▶ _DATASET RECORDS_:
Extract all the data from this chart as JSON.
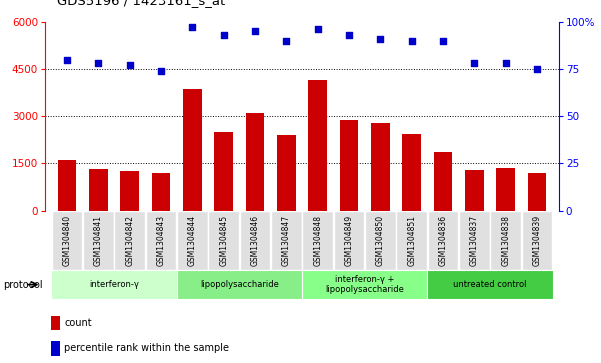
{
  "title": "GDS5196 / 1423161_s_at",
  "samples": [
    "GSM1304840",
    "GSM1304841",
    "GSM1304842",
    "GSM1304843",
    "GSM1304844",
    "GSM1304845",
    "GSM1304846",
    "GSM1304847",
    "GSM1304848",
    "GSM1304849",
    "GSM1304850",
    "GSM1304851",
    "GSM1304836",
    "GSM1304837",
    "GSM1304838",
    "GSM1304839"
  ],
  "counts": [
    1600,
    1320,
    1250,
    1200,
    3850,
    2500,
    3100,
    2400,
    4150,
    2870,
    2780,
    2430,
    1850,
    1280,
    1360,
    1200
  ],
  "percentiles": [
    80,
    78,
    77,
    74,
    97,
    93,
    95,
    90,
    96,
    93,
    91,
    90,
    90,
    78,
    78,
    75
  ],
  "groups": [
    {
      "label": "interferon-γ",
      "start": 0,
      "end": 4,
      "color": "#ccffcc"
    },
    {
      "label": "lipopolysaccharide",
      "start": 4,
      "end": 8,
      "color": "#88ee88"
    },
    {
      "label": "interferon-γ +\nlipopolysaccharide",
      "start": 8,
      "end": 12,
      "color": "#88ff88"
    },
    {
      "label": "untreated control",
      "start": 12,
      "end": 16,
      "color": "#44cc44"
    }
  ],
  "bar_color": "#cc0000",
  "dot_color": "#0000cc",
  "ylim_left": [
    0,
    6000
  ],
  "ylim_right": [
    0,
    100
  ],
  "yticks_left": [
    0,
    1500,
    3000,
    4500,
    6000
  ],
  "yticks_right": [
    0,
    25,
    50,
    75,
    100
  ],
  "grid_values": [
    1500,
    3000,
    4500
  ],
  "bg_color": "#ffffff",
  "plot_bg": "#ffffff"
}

==

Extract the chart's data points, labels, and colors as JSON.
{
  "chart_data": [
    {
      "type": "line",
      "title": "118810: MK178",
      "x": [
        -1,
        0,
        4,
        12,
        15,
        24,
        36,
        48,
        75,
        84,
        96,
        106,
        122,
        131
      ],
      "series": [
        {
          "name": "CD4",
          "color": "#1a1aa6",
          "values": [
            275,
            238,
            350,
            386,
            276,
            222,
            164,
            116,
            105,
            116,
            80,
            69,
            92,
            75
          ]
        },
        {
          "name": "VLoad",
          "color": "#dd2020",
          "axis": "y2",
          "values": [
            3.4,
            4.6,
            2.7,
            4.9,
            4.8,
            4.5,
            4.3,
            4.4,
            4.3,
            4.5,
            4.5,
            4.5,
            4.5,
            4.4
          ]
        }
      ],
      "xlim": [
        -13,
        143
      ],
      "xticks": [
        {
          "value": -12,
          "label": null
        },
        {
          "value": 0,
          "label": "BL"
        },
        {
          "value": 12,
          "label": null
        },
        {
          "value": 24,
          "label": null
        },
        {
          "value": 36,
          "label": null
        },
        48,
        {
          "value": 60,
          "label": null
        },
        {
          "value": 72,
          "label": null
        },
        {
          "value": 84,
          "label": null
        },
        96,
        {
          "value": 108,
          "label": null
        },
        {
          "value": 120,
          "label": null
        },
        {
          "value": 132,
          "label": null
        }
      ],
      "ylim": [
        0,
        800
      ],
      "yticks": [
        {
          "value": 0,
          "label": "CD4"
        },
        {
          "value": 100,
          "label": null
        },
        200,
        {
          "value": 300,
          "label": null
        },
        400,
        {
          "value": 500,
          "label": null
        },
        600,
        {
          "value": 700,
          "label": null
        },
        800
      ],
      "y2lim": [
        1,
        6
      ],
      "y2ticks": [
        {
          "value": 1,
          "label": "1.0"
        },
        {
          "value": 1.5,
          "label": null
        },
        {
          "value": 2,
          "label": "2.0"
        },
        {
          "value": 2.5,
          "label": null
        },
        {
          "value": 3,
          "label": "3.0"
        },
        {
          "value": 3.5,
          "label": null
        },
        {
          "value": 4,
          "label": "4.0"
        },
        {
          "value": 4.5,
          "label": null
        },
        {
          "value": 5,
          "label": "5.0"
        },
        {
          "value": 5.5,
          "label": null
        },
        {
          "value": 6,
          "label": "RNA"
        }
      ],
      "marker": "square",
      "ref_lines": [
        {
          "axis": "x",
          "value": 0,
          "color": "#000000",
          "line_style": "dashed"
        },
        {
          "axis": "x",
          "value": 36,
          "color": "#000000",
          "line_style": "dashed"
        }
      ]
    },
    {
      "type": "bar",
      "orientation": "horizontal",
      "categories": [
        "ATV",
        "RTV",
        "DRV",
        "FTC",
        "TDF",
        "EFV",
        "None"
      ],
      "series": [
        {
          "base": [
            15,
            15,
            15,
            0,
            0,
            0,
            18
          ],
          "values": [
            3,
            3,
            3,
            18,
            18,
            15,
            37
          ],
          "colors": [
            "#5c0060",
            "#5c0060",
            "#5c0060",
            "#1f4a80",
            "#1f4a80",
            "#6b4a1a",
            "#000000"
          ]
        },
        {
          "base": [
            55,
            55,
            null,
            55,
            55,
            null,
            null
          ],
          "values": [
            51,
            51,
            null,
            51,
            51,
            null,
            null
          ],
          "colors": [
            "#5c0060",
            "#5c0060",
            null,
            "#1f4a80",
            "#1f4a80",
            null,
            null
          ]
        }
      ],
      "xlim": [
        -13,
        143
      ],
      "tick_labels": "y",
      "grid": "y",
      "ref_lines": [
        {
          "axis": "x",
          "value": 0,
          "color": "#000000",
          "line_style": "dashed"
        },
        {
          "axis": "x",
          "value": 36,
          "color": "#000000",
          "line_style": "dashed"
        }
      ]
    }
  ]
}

---

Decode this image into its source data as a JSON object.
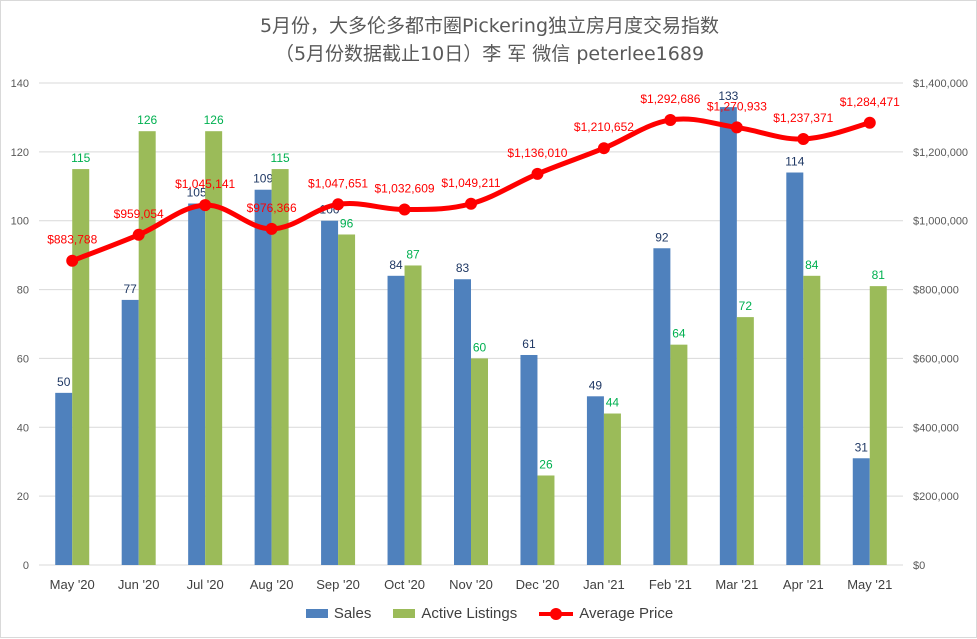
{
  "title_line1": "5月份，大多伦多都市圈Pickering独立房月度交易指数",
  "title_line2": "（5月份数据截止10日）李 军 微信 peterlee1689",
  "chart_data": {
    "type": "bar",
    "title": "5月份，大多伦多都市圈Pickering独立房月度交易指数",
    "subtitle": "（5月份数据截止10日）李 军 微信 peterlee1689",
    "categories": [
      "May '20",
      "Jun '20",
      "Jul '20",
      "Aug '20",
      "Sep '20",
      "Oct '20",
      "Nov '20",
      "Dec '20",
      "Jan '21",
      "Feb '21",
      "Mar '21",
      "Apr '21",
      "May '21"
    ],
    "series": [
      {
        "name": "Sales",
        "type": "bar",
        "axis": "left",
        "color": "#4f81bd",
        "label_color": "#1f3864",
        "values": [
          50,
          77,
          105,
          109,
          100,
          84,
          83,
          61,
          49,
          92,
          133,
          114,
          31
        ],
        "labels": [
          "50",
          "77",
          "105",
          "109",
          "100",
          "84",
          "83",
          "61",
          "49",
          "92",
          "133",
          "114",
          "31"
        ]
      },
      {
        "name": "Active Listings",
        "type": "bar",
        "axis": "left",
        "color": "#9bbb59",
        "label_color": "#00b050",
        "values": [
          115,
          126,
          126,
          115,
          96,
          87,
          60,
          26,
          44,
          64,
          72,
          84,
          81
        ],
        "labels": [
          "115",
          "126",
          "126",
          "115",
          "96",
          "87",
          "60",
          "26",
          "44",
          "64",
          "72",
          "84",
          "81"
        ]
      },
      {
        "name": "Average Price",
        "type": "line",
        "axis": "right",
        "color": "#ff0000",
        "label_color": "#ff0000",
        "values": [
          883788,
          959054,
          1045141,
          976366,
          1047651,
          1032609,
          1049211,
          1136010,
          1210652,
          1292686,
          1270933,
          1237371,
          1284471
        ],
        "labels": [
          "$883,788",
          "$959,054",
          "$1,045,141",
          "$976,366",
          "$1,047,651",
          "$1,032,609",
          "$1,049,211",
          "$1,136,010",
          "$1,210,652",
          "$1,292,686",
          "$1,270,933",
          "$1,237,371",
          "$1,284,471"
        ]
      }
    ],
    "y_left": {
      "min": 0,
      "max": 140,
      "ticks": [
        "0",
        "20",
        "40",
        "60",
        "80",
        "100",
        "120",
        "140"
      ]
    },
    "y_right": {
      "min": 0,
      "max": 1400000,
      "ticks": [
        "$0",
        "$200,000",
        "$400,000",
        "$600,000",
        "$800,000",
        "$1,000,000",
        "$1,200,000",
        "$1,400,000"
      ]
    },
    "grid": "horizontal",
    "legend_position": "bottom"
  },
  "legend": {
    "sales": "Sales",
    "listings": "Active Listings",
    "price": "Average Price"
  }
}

▶ _WHAT TO WORK ON_:
Go through the data and count each line that has the word "Active", then give the total alone.

▶ _REPLY_:
2